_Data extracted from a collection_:
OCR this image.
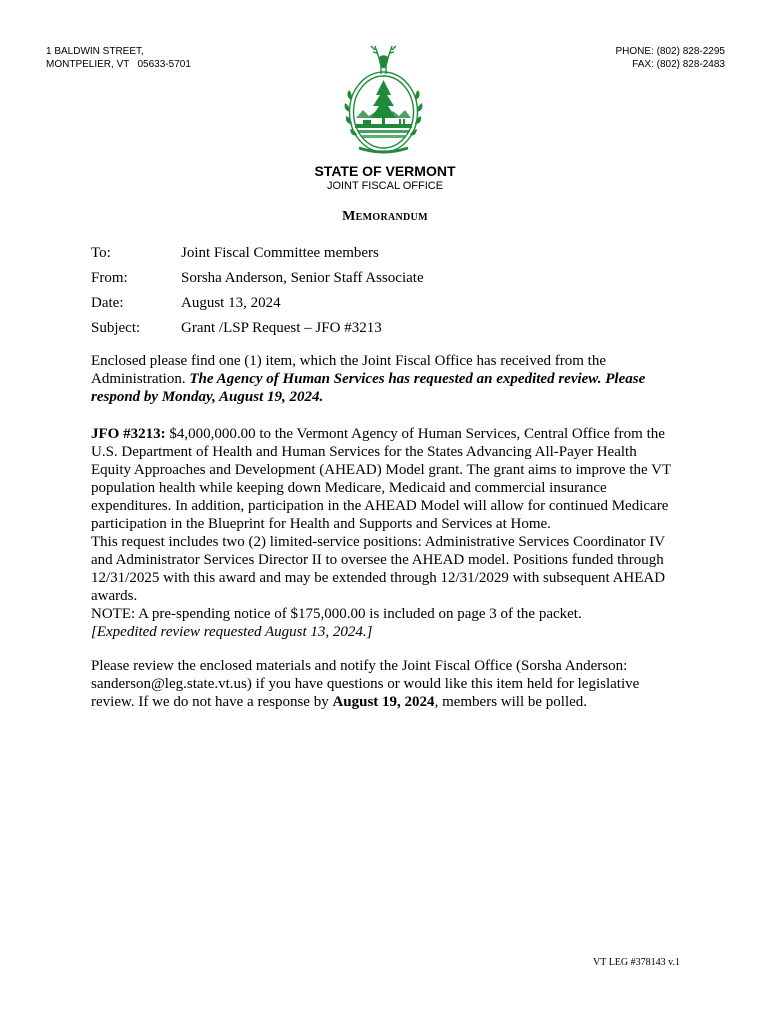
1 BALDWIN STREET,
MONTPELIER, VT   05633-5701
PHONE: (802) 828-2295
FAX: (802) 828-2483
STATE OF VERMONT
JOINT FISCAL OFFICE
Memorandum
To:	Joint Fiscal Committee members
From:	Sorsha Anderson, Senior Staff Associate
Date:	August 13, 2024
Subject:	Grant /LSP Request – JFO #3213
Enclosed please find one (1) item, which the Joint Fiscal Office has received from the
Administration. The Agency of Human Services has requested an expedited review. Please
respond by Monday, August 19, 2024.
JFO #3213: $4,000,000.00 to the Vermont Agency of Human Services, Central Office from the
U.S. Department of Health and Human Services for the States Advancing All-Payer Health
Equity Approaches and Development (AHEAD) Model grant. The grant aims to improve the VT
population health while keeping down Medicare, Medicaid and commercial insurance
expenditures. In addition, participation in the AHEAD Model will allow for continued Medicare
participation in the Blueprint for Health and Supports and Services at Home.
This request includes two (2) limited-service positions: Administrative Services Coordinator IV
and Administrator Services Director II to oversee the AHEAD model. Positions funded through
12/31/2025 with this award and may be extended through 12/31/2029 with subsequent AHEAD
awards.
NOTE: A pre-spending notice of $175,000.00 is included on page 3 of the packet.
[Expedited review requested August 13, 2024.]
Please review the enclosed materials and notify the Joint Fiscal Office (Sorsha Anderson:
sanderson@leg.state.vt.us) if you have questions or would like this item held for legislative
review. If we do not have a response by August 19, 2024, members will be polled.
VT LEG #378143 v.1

_Set exercise_: Where a line in the entries holds "Medicare", copy that line.

_Result for this task_:
population health while keeping down Medicare, Medicaid and commercial insurance
expenditures. In addition, participation in the AHEAD Model will allow for continued Medicare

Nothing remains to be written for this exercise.